[Haskell] Lemmas about type functions
Ryan Ingram
ryani.spam at gmail.com
Fri Feb 15 18:05:44 EST 2008
I am pretty sure that this doesn't exist, but it's quite interesting.
I've submitted a feature request here:
http://hackage.haskell.org/trac/ghc/ticket/2101
On 2/15/08, Louis-Julien Guillemette <guillelj at iro.umontreal.ca> wrote:
> Hi all,
>
> I've been using GHC's type families somewhat extensively in my
> type-preserving compiler (BTW, they work great), and quite often I
> come across the need to prove lemmas about those functions. As far as
> I understand there's currently no way to handle such lemmas purely at
> the type level, and I have to encode them as term-level functions.
>
> I wonder if I'm missing something, or otherwise if there are plans to
> provide some way to do this kind of type-level reasoning.
>
> Here's a simple example.
>
> I encode (de Bruijn) type contexts as lists of types of this form:
>
> (t0, (t1, (... , ()...)))
>
> I sometimes concatenate type contexts, and need a lemma stating that
> appending an empty context leaves it unchanged (ts ++ [] == ts).

▶ **Data lines**:
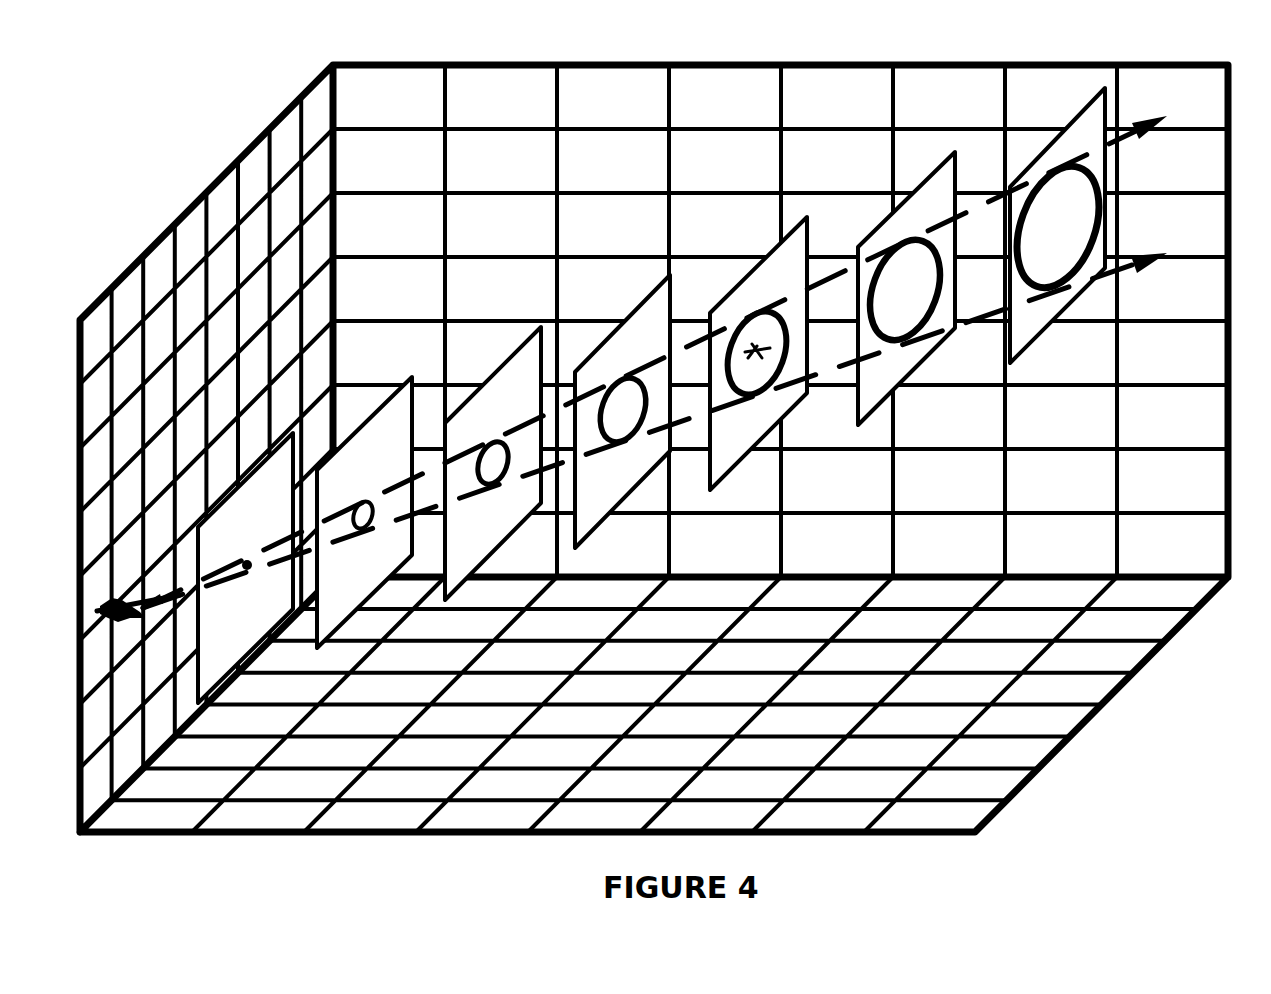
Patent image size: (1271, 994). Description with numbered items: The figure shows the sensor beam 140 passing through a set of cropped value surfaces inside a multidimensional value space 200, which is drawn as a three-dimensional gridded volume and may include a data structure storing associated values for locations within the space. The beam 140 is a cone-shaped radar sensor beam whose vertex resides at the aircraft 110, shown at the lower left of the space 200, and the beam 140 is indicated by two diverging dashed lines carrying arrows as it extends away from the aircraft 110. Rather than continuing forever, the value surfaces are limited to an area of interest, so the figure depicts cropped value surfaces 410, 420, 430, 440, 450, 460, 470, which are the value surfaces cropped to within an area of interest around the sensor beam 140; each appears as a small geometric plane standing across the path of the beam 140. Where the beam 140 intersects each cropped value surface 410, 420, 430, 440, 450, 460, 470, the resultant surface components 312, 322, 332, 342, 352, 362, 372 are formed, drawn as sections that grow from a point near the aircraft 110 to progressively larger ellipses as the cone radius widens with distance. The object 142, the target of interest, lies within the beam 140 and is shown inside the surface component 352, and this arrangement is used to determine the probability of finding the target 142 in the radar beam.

The multidimensional value space 200 is at (93, 330).
The aircraft 110 is at (118, 620).
The sensor beam 140 is at (975, 328).
The object 142 is at (735, 388).
The surface component 312 is at (246, 570).
The surface component 322 is at (367, 498).
The surface component 332 is at (496, 441).
The surface component 342 is at (632, 380).
The surface component 352 is at (771, 312).
The surface component 362 is at (922, 258).
The surface component 372 is at (1071, 178).
The cropped value surface 410 is at (250, 488).
The cropped value surface 420 is at (355, 455).
The cropped value surface 430 is at (470, 425).
The cropped value surface 440 is at (592, 368).
The cropped value surface 450 is at (720, 312).
The cropped value surface 460 is at (893, 225).
The cropped value surface 470 is at (1028, 182).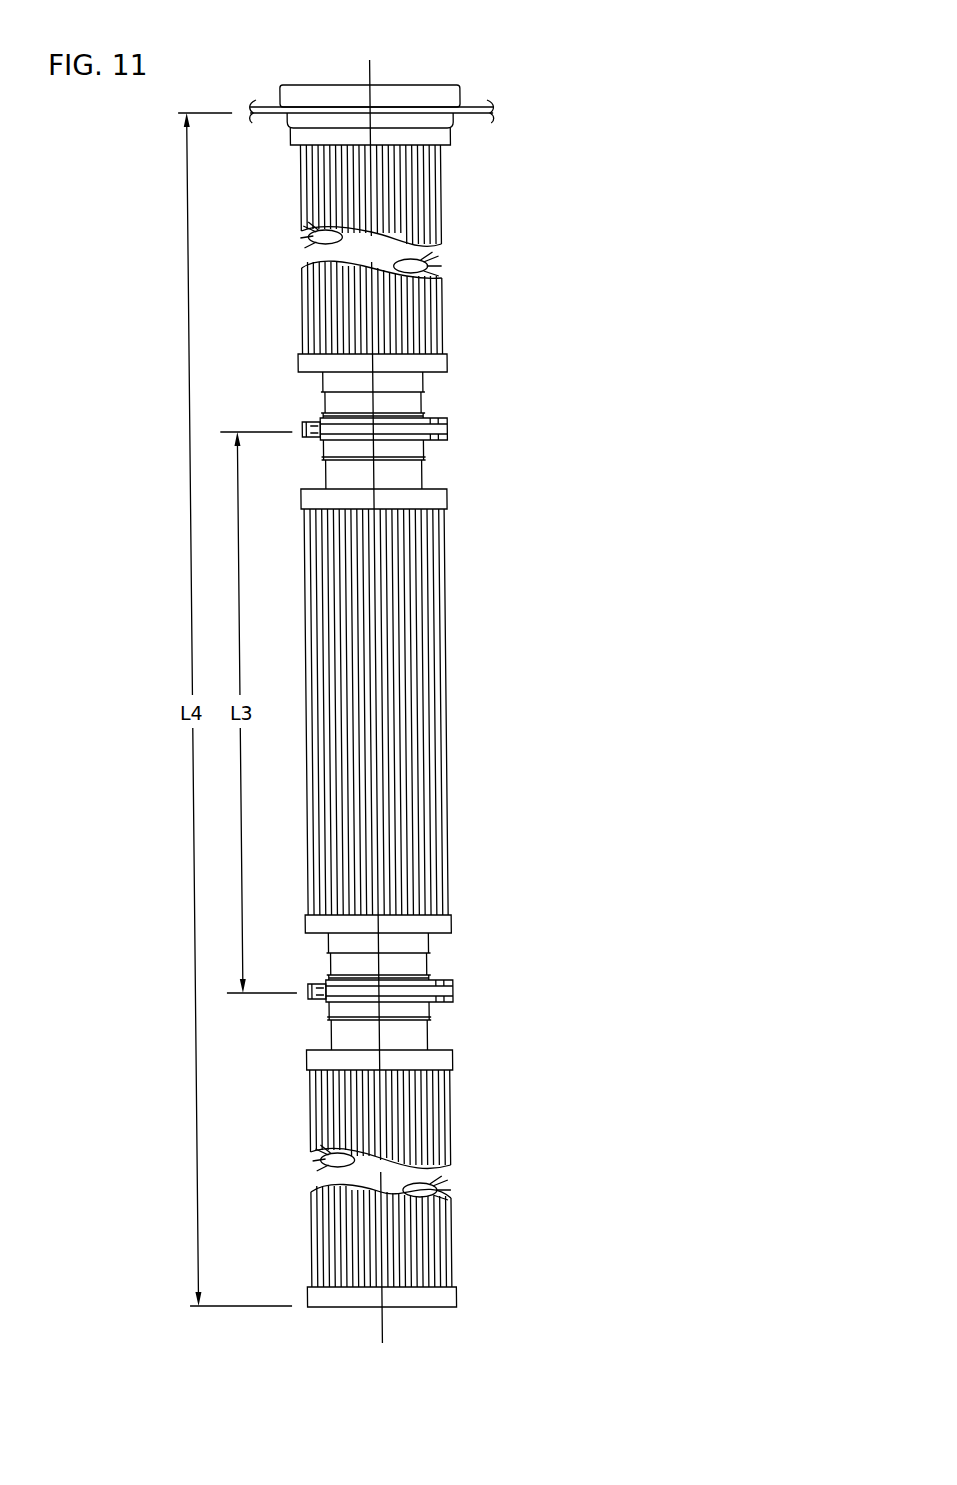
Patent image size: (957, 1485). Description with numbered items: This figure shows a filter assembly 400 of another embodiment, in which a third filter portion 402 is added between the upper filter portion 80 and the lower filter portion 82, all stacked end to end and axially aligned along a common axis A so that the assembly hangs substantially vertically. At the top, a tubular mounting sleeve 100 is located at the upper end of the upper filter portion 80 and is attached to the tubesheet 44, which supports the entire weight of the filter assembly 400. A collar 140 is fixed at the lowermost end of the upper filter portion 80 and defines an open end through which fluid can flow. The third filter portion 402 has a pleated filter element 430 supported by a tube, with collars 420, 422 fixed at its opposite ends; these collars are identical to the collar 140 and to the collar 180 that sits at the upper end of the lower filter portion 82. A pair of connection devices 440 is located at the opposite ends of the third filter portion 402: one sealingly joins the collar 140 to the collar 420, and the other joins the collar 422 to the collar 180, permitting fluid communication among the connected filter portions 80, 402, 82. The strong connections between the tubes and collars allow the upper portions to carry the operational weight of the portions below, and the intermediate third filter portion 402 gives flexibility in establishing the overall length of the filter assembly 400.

The central axis A is at (370, 60).
The tubular mounting sleeve 100 is at (437, 95).
The tubesheet 44 is at (472, 110).
The upper filter portion 80 is at (443, 218).
The collar 140 is at (424, 404).
The connection device 440 is at (453, 431).
The collar 420 is at (424, 460).
The filter assembly 400 is at (498, 596).
The third filter portion 402 is at (448, 755).
The pleated filter element 430 is at (415, 822).
The collar 422 is at (430, 962).
The collar 180 is at (430, 1020).
The lower filter portion 82 is at (452, 1102).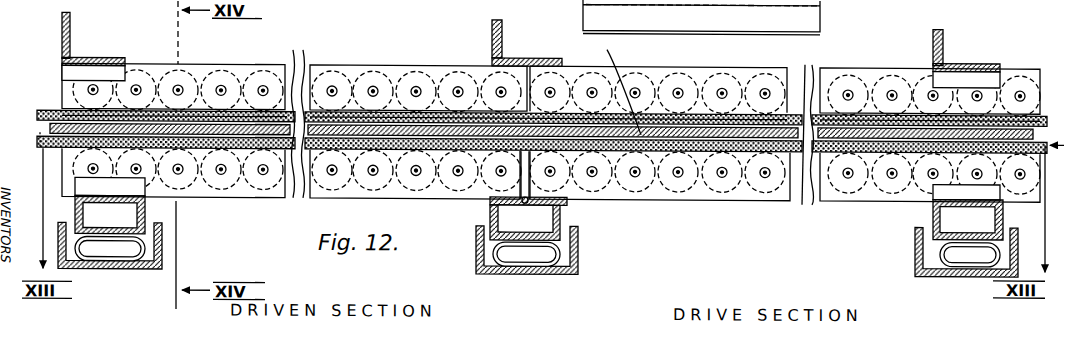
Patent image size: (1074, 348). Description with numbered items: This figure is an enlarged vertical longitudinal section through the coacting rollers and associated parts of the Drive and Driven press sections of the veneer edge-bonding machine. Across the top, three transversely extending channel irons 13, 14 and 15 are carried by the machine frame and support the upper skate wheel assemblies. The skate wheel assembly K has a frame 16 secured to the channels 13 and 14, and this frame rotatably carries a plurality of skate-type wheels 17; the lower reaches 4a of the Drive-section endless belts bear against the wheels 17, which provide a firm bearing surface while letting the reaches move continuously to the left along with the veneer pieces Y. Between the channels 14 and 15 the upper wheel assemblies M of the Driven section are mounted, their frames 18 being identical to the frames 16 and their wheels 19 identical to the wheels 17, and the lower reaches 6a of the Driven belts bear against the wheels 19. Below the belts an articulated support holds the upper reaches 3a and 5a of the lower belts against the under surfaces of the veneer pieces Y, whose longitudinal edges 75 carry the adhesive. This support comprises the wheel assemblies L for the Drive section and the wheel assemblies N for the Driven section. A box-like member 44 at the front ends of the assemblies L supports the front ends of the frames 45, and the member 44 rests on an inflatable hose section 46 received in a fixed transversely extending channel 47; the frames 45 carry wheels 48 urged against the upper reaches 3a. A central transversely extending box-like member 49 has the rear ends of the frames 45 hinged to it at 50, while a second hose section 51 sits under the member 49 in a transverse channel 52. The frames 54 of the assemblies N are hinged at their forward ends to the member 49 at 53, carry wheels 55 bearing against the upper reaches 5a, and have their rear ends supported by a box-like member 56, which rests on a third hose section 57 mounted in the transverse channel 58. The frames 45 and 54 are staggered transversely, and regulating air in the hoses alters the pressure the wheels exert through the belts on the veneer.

▶ **Objective**: Condense the paragraph in the Haskell mailing-list post above that begins "I've been using GHC's type families" into a short bulleted list that keeps its main facts.

▶ **Answer to this exercise**:
- GHC's type families are used heavily in a type-preserving compiler and work well.
- Lemmas about these type functions often need to be proved.
- As far as the writer understands, such lemmas can't currently be handled purely at the type level.
- They are therefore encoded as term-level functions.